### Problem requirements
List each line holding the string "digg".

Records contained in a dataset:
((

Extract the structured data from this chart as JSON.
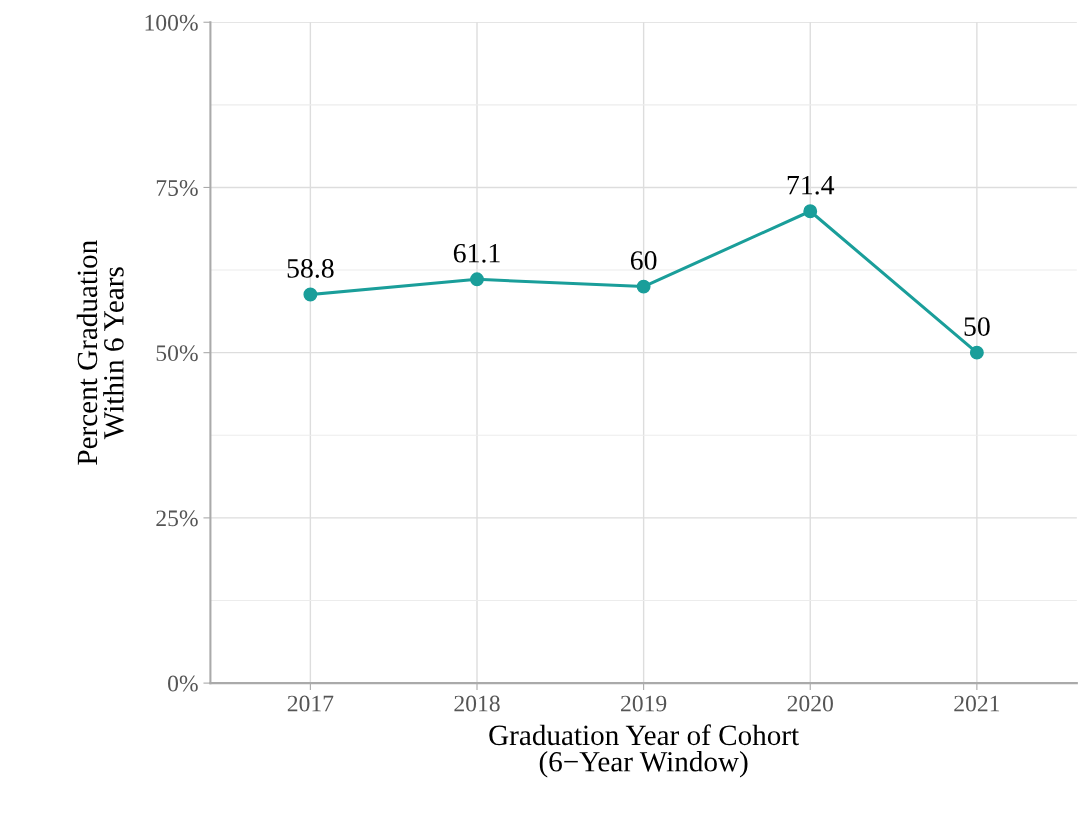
{
  "chart_data": {
    "type": "line",
    "xlabel": "Graduation Year of Cohort\n(6−Year Window)",
    "ylabel": "Percent Graduation\nWithin 6 Years",
    "categories": [
      "2017",
      "2018",
      "2019",
      "2020",
      "2021"
    ],
    "series": [
      {
        "color": "#1a9e9a",
        "values": [
          58.8,
          61.1,
          60,
          71.4,
          50
        ]
      }
    ],
    "ylim": [
      0,
      100
    ],
    "yticks": [
      {
        "value": 0,
        "label": "0%"
      },
      {
        "value": 25,
        "label": "25%"
      },
      {
        "value": 50,
        "label": "50%"
      },
      {
        "value": 75,
        "label": "75%"
      },
      {
        "value": 100,
        "label": "100%"
      }
    ],
    "grid": true,
    "marker": "circle",
    "line_style": "solid",
    "data_labels": true
  }
}
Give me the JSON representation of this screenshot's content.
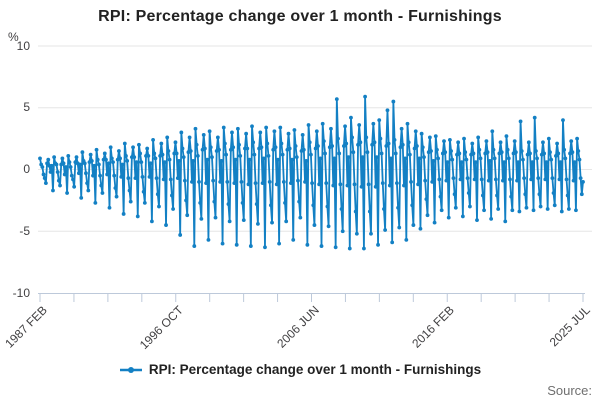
{
  "page": {
    "title": "RPI: Percentage change over 1 month - Furnishings"
  },
  "y_axis": {
    "unit_label": "%",
    "ticks": [
      "10",
      "5",
      "0",
      "-5",
      "-10"
    ]
  },
  "x_axis": {
    "tick_labels": [
      "1987 FEB",
      "1996 OCT",
      "2006 JUN",
      "2016 FEB",
      "2025 JUL"
    ],
    "minor_tick_count": 17
  },
  "legend": {
    "label": "RPI: Percentage change over 1 month - Furnishings"
  },
  "footer": {
    "source_label": "Source:"
  },
  "colors": {
    "series": "#1380C4",
    "grid": "#e6e6e6",
    "axis": "#bdc9da",
    "tick_text": "#414042"
  },
  "chart_data": {
    "type": "line",
    "title": "RPI: Percentage change over 1 month - Furnishings",
    "xlabel": "",
    "ylabel": "%",
    "ylim": [
      -10,
      10
    ],
    "y_ticks": [
      10,
      5,
      0,
      -5,
      -10
    ],
    "grid": true,
    "markers": true,
    "legend_position": "bottom",
    "x_start": "1987 FEB",
    "x_end": "2025 JUL",
    "frequency": "monthly",
    "x_labeled_ticks": [
      "1987 FEB",
      "1996 OCT",
      "2006 JUN",
      "2016 FEB",
      "2025 JUL"
    ],
    "series_name": "RPI: Percentage change over 1 month - Furnishings",
    "values": [
      0.9,
      0.4,
      0.2,
      -0.4,
      -0.7,
      -1.1,
      0.5,
      0.8,
      0.3,
      -0.2,
      0.3,
      -1.7,
      1.0,
      0.5,
      0.4,
      -0.2,
      -0.9,
      -1.3,
      0.4,
      0.9,
      0.5,
      -0.4,
      0.2,
      -1.9,
      1.1,
      0.6,
      0.2,
      -0.5,
      -0.8,
      -1.4,
      0.6,
      1.0,
      0.5,
      -0.3,
      0.4,
      -2.3,
      1.4,
      0.7,
      0.5,
      -0.3,
      -1.1,
      -1.7,
      0.6,
      1.2,
      0.7,
      -0.5,
      0.3,
      -2.7,
      1.6,
      0.8,
      0.4,
      -0.5,
      -1.3,
      -1.9,
      0.8,
      1.3,
      0.8,
      -0.4,
      0.5,
      -3.1,
      1.8,
      0.9,
      0.6,
      -0.5,
      -1.5,
      -2.2,
      0.8,
      1.5,
      0.9,
      -0.6,
      0.4,
      -3.6,
      2.1,
      1.1,
      0.7,
      -0.7,
      -1.7,
      -2.6,
      1.0,
      1.8,
      1.0,
      -0.7,
      0.6,
      -3.8,
      2.0,
      1.3,
      0.6,
      -0.6,
      -1.8,
      -2.7,
      1.1,
      1.7,
      1.1,
      -0.6,
      0.5,
      -4.2,
      2.4,
      1.3,
      0.9,
      -0.7,
      -2.0,
      -3.0,
      1.1,
      2.1,
      1.2,
      -0.8,
      0.6,
      -4.5,
      2.6,
      1.5,
      0.8,
      -0.8,
      -2.1,
      -3.2,
      1.3,
      2.2,
      1.3,
      -0.7,
      0.7,
      -5.3,
      3.0,
      1.7,
      1.0,
      -0.9,
      -2.5,
      -3.7,
      1.4,
      2.6,
      1.5,
      -1.0,
      0.7,
      -6.2,
      3.3,
      2.0,
      1.1,
      -1.0,
      -2.7,
      -4.0,
      1.6,
      2.8,
      1.7,
      -1.1,
      0.8,
      -5.7,
      3.1,
      1.8,
      1.0,
      -0.9,
      -2.6,
      -3.9,
      1.5,
      2.6,
      1.6,
      -1.0,
      0.7,
      -6.0,
      3.4,
      2.1,
      1.2,
      -1.0,
      -2.8,
      -4.2,
      1.6,
      3.0,
      1.8,
      -1.1,
      0.8,
      -6.1,
      3.3,
      2.0,
      1.1,
      -1.0,
      -2.7,
      -4.1,
      1.7,
      2.9,
      1.7,
      -1.2,
      0.8,
      -6.2,
      3.5,
      2.2,
      1.2,
      -1.1,
      -2.8,
      -4.4,
      1.7,
      3.0,
      1.8,
      -1.1,
      0.9,
      -6.3,
      3.4,
      2.1,
      1.1,
      -1.0,
      -2.9,
      -4.3,
      1.6,
      3.1,
      1.8,
      -1.2,
      0.8,
      -6.0,
      3.4,
      2.1,
      1.2,
      -1.0,
      -2.7,
      -4.2,
      1.6,
      2.9,
      1.7,
      -1.1,
      0.8,
      -5.7,
      3.2,
      1.9,
      1.0,
      -0.9,
      -2.6,
      -3.9,
      1.5,
      2.8,
      1.6,
      -1.0,
      0.7,
      -6.1,
      3.6,
      2.2,
      1.2,
      -1.1,
      -2.9,
      -4.5,
      1.7,
      3.1,
      1.9,
      -1.2,
      0.9,
      -6.2,
      3.7,
      2.3,
      1.3,
      -1.1,
      -3.0,
      -4.6,
      1.8,
      3.3,
      1.9,
      -1.3,
      0.9,
      -6.3,
      5.7,
      2.5,
      1.3,
      -1.2,
      -3.2,
      -5.0,
      1.9,
      3.5,
      2.1,
      -1.3,
      1.0,
      -6.4,
      4.2,
      2.6,
      1.4,
      -1.2,
      -3.4,
      -5.2,
      2.0,
      3.6,
      2.2,
      -1.4,
      1.0,
      -6.4,
      5.9,
      2.6,
      1.4,
      -1.2,
      -3.4,
      -5.2,
      2.0,
      3.7,
      2.2,
      -1.4,
      1.0,
      -6.1,
      4.0,
      2.5,
      1.3,
      -1.1,
      -3.2,
      -4.9,
      1.9,
      4.8,
      2.1,
      -1.3,
      0.9,
      -5.9,
      5.5,
      2.4,
      1.3,
      -1.1,
      -3.1,
      -4.7,
      1.8,
      3.3,
      2.0,
      -1.3,
      0.9,
      -5.7,
      3.7,
      2.2,
      1.2,
      -1.0,
      -2.9,
      -4.5,
      1.7,
      3.1,
      1.9,
      -1.2,
      0.9,
      -4.8,
      2.9,
      1.8,
      1.0,
      -0.9,
      -2.4,
      -3.7,
      1.4,
      2.6,
      1.5,
      -1.0,
      0.7,
      -4.3,
      2.7,
      1.6,
      0.9,
      -0.8,
      -2.2,
      -3.3,
      1.3,
      2.3,
      1.4,
      -0.9,
      0.6,
      -3.9,
      2.4,
      1.5,
      0.8,
      -0.7,
      -2.0,
      -3.1,
      1.2,
      2.2,
      1.3,
      -0.8,
      0.6,
      -3.8,
      2.5,
      1.4,
      0.8,
      -0.7,
      -1.9,
      -3.0,
      1.2,
      2.1,
      1.3,
      -0.8,
      0.6,
      -4.1,
      2.6,
      1.6,
      0.9,
      -0.8,
      -2.1,
      -3.3,
      1.3,
      2.3,
      1.4,
      -0.9,
      0.7,
      -4.0,
      3.1,
      1.6,
      0.9,
      -0.8,
      -2.1,
      -3.2,
      1.3,
      2.2,
      1.4,
      -0.9,
      0.6,
      -4.2,
      2.7,
      1.6,
      0.9,
      -0.8,
      -2.2,
      -3.3,
      1.3,
      2.3,
      1.4,
      -0.9,
      0.6,
      -3.4,
      3.9,
      1.5,
      0.8,
      -0.7,
      -2.0,
      -3.1,
      1.2,
      2.2,
      1.3,
      -0.8,
      0.6,
      -3.3,
      4.2,
      1.5,
      0.9,
      -0.7,
      -2.0,
      -3.0,
      1.2,
      2.2,
      1.3,
      -0.8,
      0.6,
      -3.2,
      2.5,
      1.4,
      0.8,
      -0.7,
      -1.9,
      -2.9,
      1.1,
      2.1,
      1.3,
      -0.8,
      0.6,
      -3.4,
      4.0,
      1.6,
      0.9,
      -0.8,
      -2.1,
      -3.2,
      1.3,
      2.3,
      1.4,
      -0.9,
      0.6,
      -3.3,
      2.5,
      1.5,
      0.8,
      -0.7,
      -2.0,
      -1.0
    ]
  }
}
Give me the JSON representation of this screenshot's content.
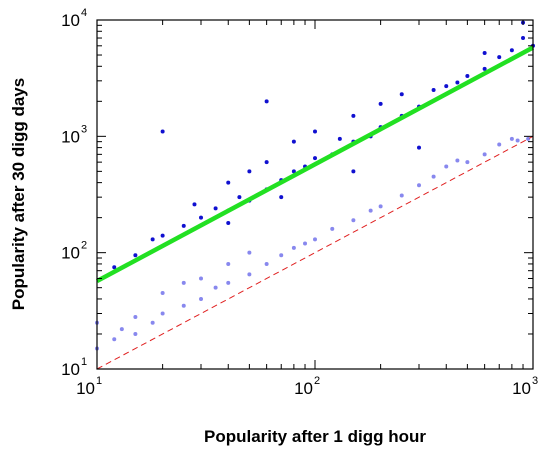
{
  "chart_data": {
    "type": "scatter",
    "title": "",
    "xlabel": "Popularity after 1 digg hour",
    "ylabel": "Popularity after 30 digg days",
    "x_scale": "log",
    "y_scale": "log",
    "xlim": [
      10,
      1000
    ],
    "ylim": [
      10,
      10000
    ],
    "x_ticks": [
      {
        "base": "10",
        "exp": "1",
        "value": 10
      },
      {
        "base": "10",
        "exp": "2",
        "value": 100
      },
      {
        "base": "10",
        "exp": "3",
        "value": 1000
      }
    ],
    "y_ticks": [
      {
        "base": "10",
        "exp": "1",
        "value": 10
      },
      {
        "base": "10",
        "exp": "2",
        "value": 100
      },
      {
        "base": "10",
        "exp": "3",
        "value": 1000
      },
      {
        "base": "10",
        "exp": "4",
        "value": 10000
      }
    ],
    "grid": false,
    "legend": "none",
    "series": [
      {
        "color": "#1010d0",
        "marker": "dot",
        "points": [
          [
            12,
            75
          ],
          [
            15,
            95
          ],
          [
            18,
            130
          ],
          [
            20,
            140
          ],
          [
            25,
            170
          ],
          [
            28,
            260
          ],
          [
            30,
            200
          ],
          [
            35,
            240
          ],
          [
            40,
            230
          ],
          [
            40,
            400
          ],
          [
            45,
            300
          ],
          [
            50,
            280
          ],
          [
            50,
            500
          ],
          [
            60,
            350
          ],
          [
            60,
            600
          ],
          [
            70,
            420
          ],
          [
            80,
            500
          ],
          [
            80,
            900
          ],
          [
            90,
            550
          ],
          [
            100,
            650
          ],
          [
            100,
            1100
          ],
          [
            120,
            700
          ],
          [
            130,
            950
          ],
          [
            150,
            900
          ],
          [
            150,
            1500
          ],
          [
            180,
            1000
          ],
          [
            200,
            1200
          ],
          [
            200,
            1900
          ],
          [
            250,
            1500
          ],
          [
            250,
            2300
          ],
          [
            300,
            1800
          ],
          [
            350,
            2500
          ],
          [
            400,
            2700
          ],
          [
            450,
            2900
          ],
          [
            500,
            3300
          ],
          [
            600,
            3800
          ],
          [
            700,
            4800
          ],
          [
            800,
            5500
          ],
          [
            900,
            7000
          ],
          [
            1000,
            6000
          ],
          [
            900,
            9500
          ],
          [
            600,
            5200
          ],
          [
            300,
            800
          ],
          [
            150,
            500
          ],
          [
            70,
            300
          ],
          [
            40,
            180
          ],
          [
            20,
            1100
          ],
          [
            60,
            2000
          ]
        ]
      },
      {
        "color": "#8888ee",
        "marker": "dot",
        "points": [
          [
            10,
            15
          ],
          [
            10,
            25
          ],
          [
            12,
            18
          ],
          [
            13,
            22
          ],
          [
            15,
            20
          ],
          [
            15,
            28
          ],
          [
            18,
            25
          ],
          [
            20,
            30
          ],
          [
            20,
            45
          ],
          [
            25,
            35
          ],
          [
            25,
            55
          ],
          [
            30,
            40
          ],
          [
            30,
            60
          ],
          [
            35,
            50
          ],
          [
            40,
            55
          ],
          [
            40,
            80
          ],
          [
            50,
            65
          ],
          [
            50,
            100
          ],
          [
            60,
            80
          ],
          [
            70,
            95
          ],
          [
            80,
            110
          ],
          [
            90,
            120
          ],
          [
            100,
            130
          ],
          [
            120,
            160
          ],
          [
            150,
            190
          ],
          [
            180,
            230
          ],
          [
            200,
            250
          ],
          [
            250,
            310
          ],
          [
            300,
            380
          ],
          [
            350,
            450
          ],
          [
            400,
            550
          ],
          [
            450,
            620
          ],
          [
            500,
            600
          ],
          [
            600,
            700
          ],
          [
            700,
            850
          ],
          [
            800,
            950
          ],
          [
            850,
            920
          ],
          [
            950,
            950
          ]
        ]
      }
    ],
    "fit_line": {
      "color": "#22e022",
      "points": [
        [
          10,
          57
        ],
        [
          1000,
          5800
        ]
      ]
    },
    "reference_line": {
      "color": "#e02020",
      "style": "dashed",
      "points": [
        [
          10,
          10
        ],
        [
          1000,
          1000
        ]
      ]
    }
  }
}
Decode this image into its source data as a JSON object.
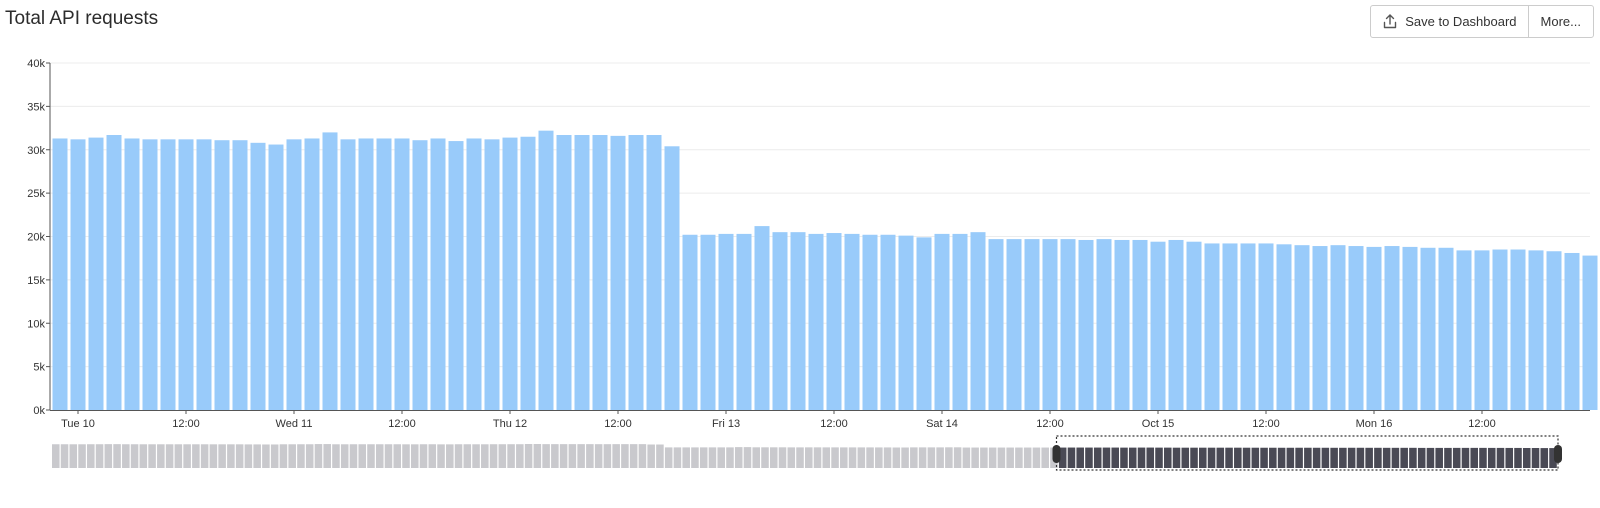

))

### Written reply
    "xlabel": "Popularity after 1 digg hour",
    "ylabel": "Popularity after 30 digg days",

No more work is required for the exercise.